• [DESCRIPTION OF THE TASK]: All entries should be output exactly as they stand.

Entries taken from a collection:
* BEGIN *
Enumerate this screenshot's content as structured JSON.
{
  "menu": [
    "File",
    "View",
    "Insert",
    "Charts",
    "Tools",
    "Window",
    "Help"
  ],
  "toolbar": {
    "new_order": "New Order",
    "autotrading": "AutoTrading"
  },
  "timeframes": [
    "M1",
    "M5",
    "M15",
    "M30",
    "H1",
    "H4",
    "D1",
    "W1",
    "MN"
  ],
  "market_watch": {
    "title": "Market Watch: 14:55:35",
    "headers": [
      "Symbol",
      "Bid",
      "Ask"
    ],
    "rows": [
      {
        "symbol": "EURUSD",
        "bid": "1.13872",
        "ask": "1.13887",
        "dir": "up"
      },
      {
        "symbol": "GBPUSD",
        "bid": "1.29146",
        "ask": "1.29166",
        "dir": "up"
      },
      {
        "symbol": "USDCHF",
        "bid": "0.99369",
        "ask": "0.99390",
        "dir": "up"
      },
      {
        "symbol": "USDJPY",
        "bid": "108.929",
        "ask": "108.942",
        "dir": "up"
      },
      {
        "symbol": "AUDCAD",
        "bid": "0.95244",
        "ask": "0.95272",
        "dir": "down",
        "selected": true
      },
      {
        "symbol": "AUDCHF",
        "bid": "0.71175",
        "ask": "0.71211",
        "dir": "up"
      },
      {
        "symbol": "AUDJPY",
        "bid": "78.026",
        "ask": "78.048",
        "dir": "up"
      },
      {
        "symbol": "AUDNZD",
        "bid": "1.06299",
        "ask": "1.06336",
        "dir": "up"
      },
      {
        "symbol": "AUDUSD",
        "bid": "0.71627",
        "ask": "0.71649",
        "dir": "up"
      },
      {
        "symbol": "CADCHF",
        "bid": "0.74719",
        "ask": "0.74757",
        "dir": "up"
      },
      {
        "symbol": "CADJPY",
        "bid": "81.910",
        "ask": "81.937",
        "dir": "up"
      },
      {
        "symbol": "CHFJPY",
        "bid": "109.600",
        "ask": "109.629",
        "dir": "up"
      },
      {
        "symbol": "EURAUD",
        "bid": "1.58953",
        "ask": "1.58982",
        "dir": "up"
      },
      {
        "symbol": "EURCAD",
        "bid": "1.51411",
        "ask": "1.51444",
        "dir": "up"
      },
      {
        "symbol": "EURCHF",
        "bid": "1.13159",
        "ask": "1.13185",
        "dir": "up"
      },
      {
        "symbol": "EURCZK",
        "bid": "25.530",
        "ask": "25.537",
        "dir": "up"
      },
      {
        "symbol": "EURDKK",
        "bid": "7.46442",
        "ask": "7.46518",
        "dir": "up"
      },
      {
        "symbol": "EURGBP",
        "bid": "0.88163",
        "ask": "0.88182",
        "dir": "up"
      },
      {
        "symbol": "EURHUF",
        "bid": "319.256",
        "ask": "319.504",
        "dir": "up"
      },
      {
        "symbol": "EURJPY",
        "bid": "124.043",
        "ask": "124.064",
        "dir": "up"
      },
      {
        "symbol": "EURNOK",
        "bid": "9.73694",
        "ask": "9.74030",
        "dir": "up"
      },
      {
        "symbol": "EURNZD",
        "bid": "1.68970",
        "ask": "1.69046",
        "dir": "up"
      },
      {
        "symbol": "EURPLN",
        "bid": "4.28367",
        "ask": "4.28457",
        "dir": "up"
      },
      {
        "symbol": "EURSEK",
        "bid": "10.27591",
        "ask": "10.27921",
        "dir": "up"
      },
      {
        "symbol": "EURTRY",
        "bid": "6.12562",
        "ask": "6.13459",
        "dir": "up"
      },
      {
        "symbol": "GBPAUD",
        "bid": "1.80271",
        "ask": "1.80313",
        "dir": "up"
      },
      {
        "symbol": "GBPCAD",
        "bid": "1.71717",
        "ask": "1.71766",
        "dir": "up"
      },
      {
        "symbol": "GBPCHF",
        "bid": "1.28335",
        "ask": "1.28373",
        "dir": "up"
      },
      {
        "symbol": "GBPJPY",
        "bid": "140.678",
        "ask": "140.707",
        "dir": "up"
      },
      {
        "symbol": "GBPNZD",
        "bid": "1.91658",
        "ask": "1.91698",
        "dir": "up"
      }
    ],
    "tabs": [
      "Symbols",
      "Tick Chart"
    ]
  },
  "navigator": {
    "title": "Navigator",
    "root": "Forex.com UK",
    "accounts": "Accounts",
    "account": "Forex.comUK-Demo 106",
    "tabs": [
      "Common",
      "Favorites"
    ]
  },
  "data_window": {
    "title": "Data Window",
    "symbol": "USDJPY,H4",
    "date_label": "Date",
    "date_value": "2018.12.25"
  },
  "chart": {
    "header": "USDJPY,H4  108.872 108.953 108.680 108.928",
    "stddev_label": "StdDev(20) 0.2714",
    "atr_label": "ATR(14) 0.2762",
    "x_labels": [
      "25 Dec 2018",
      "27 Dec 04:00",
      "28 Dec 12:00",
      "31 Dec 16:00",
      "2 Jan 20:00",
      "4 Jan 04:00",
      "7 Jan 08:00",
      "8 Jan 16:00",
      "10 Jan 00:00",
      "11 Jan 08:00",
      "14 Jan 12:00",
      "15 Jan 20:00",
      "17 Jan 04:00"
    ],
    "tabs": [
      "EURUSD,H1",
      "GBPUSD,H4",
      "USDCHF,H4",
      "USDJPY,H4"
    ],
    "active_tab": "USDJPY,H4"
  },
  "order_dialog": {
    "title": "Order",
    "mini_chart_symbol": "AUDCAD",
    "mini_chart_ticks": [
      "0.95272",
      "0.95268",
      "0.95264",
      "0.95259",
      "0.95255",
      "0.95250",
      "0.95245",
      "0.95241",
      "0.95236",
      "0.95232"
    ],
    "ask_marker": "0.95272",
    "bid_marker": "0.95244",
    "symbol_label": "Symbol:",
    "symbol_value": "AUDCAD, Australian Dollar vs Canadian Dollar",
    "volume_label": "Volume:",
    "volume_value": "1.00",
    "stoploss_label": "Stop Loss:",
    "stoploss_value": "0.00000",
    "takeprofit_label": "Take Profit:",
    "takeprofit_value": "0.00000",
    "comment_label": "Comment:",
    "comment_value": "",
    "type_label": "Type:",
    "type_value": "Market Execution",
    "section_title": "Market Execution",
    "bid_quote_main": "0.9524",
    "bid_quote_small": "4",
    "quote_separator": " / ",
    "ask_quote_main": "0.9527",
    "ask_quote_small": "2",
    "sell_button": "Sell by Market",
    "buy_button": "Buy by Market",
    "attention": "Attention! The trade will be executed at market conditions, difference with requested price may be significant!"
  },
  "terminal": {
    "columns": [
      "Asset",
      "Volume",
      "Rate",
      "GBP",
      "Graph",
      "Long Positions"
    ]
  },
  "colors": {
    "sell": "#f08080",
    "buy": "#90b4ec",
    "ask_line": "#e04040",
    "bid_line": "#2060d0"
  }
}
* END *
• [SOLVED PROBLEM]:
Enumerate this screenshot's content as structured JSON.
{
  "menu": [
    "File",
    "View",
    "Insert",
    "Charts",
    "Tools",
    "Window",
    "Help"
  ],
  "toolbar": {
    "new_order": "New Order",
    "autotrading": "AutoTrading"
  },
  "timeframes": [
    "M1",
    "M5",
    "M15",
    "M30",
    "H1",
    "H4",
    "D1",
    "W1",
    "MN"
  ],
  "market_watch": {
    "title": "Market Watch: 14:55:35",
    "headers": [
      "Symbol",
      "Bid",
      "Ask"
    ],
    "rows": [
      {
        "symbol": "EURUSD",
        "bid": "1.13872",
        "ask": "1.13887",
        "dir": "up"
      },
      {
        "symbol": "GBPUSD",
        "bid": "1.29146",
        "ask": "1.29166",
        "dir": "up"
      },
      {
        "symbol": "USDCHF",
        "bid": "0.99369",
        "ask": "0.99390",
        "dir": "up"
      },
      {
        "symbol": "USDJPY",
        "bid": "108.929",
        "ask": "108.942",
        "dir": "up"
      },
      {
        "symbol": "AUDCAD",
        "bid": "0.95244",
        "ask": "0.95272",
        "dir": "down",
        "selected": true
      },
      {
        "symbol": "AUDCHF",
        "bid": "0.71175",
        "ask": "0.71211",
        "dir": "up"
      },
      {
        "symbol": "AUDJPY",
        "bid": "78.026",
        "ask": "78.048",
        "dir": "up"
      },
      {
        "symbol": "AUDNZD",
        "bid": "1.06299",
        "ask": "1.06336",
        "dir": "up"
      },
      {
        "symbol": "AUDUSD",
        "bid": "0.71627",
        "ask": "0.71649",
        "dir": "up"
      },
      {
        "symbol": "CADCHF",
        "bid": "0.74719",
        "ask": "0.74757",
        "dir": "up"
      },
      {
        "symbol": "CADJPY",
        "bid": "81.910",
        "ask": "81.937",
        "dir": "up"
      },
      {
        "symbol": "CHFJPY",
        "bid": "109.600",
        "ask": "109.629",
        "dir": "up"
      },
      {
        "symbol": "EURAUD",
        "bid": "1.58953",
        "ask": "1.58982",
        "dir": "up"
      },
      {
        "symbol": "EURCAD",
        "bid": "1.51411",
        "ask": "1.51444",
        "dir": "up"
      },
      {
        "symbol": "EURCHF",
        "bid": "1.13159",
        "ask": "1.13185",
        "dir": "up"
      },
      {
        "symbol": "EURCZK",
        "bid": "25.530",
        "ask": "25.537",
        "dir": "up"
      },
      {
        "symbol": "EURDKK",
        "bid": "7.46442",
        "ask": "7.46518",
        "dir": "up"
      },
      {
        "symbol": "EURGBP",
        "bid": "0.88163",
        "ask": "0.88182",
        "dir": "up"
      },
      {
        "symbol": "EURHUF",
        "bid": "319.256",
        "ask": "319.504",
        "dir": "up"
      },
      {
        "symbol": "EURJPY",
        "bid": "124.043",
        "ask": "124.064",
        "dir": "up"
      },
      {
        "symbol": "EURNOK",
        "bid": "9.73694",
        "ask": "9.74030",
        "dir": "up"
      },
      {
        "symbol": "EURNZD",
        "bid": "1.68970",
        "ask": "1.69046",
        "dir": "up"
      },
      {
        "symbol": "EURPLN",
        "bid": "4.28367",
        "ask": "4.28457",
        "dir": "up"
      },
      {
        "symbol": "EURSEK",
        "bid": "10.27591",
        "ask": "10.27921",
        "dir": "up"
      },
      {
        "symbol": "EURTRY",
        "bid": "6.12562",
        "ask": "6.13459",
        "dir": "up"
      },
      {
        "symbol": "GBPAUD",
        "bid": "1.80271",
        "ask": "1.80313",
        "dir": "up"
      },
      {
        "symbol": "GBPCAD",
        "bid": "1.71717",
        "ask": "1.71766",
        "dir": "up"
      },
      {
        "symbol": "GBPCHF",
        "bid": "1.28335",
        "ask": "1.28373",
        "dir": "up"
      },
      {
        "symbol": "GBPJPY",
        "bid": "140.678",
        "ask": "140.707",
        "dir": "up"
      },
      {
        "symbol": "GBPNZD",
        "bid": "1.91658",
        "ask": "1.91698",
        "dir": "up"
      }
    ],
    "tabs": [
      "Symbols",
      "Tick Chart"
    ]
  },
  "navigator": {
    "title": "Navigator",
    "root": "Forex.com UK",
    "accounts": "Accounts",
    "account": "Forex.comUK-Demo 106",
    "tabs": [
      "Common",
      "Favorites"
    ]
  },
  "data_window": {
    "title": "Data Window",
    "symbol": "USDJPY,H4",
    "date_label": "Date",
    "date_value": "2018.12.25"
  },
  "chart": {
    "header": "USDJPY,H4  108.872 108.953 108.680 108.928",
    "stddev_label": "StdDev(20) 0.2714",
    "atr_label": "ATR(14) 0.2762",
    "x_labels": [
      "25 Dec 2018",
      "27 Dec 04:00",
      "28 Dec 12:00",
      "31 Dec 16:00",
      "2 Jan 20:00",
      "4 Jan 04:00",
      "7 Jan 08:00",
      "8 Jan 16:00",
      "10 Jan 00:00",
      "11 Jan 08:00",
      "14 Jan 12:00",
      "15 Jan 20:00",
      "17 Jan 04:00"
    ],
    "tabs": [
      "EURUSD,H1",
      "GBPUSD,H4",
      "USDCHF,H4",
      "USDJPY,H4"
    ],
    "active_tab": "USDJPY,H4"
  },
  "order_dialog": {
    "title": "Order",
    "mini_chart_symbol": "AUDCAD",
    "mini_chart_ticks": [
      "0.95272",
      "0.95268",
      "0.95264",
      "0.95259",
      "0.95255",
      "0.95250",
      "0.95245",
      "0.95241",
      "0.95236",
      "0.95232"
    ],
    "ask_marker": "0.95272",
    "bid_marker": "0.95244",
    "symbol_label": "Symbol:",
    "symbol_value": "AUDCAD, Australian Dollar vs Canadian Dollar",
    "volume_label": "Volume:",
    "volume_value": "1.00",
    "stoploss_label": "Stop Loss:",
    "stoploss_value": "0.00000",
    "takeprofit_label": "Take Profit:",
    "takeprofit_value": "0.00000",
    "comment_label": "Comment:",
    "comment_value": "",
    "type_label": "Type:",
    "type_value": "Market Execution",
    "section_title": "Market Execution",
    "bid_quote_main": "0.9524",
    "bid_quote_small": "4",
    "quote_separator": " / ",
    "ask_quote_main": "0.9527",
    "ask_quote_small": "2",
    "sell_button": "Sell by Market",
    "buy_button": "Buy by Market",
    "attention": "Attention! The trade will be executed at market conditions, difference with requested price may be significant!"
  },
  "terminal": {
    "columns": [
      "Asset",
      "Volume",
      "Rate",
      "GBP",
      "Graph",
      "Long Positions"
    ]
  },
  "colors": {
    "sell": "#f08080",
    "buy": "#90b4ec",
    "ask_line": "#e04040",
    "bid_line": "#2060d0"
  }
}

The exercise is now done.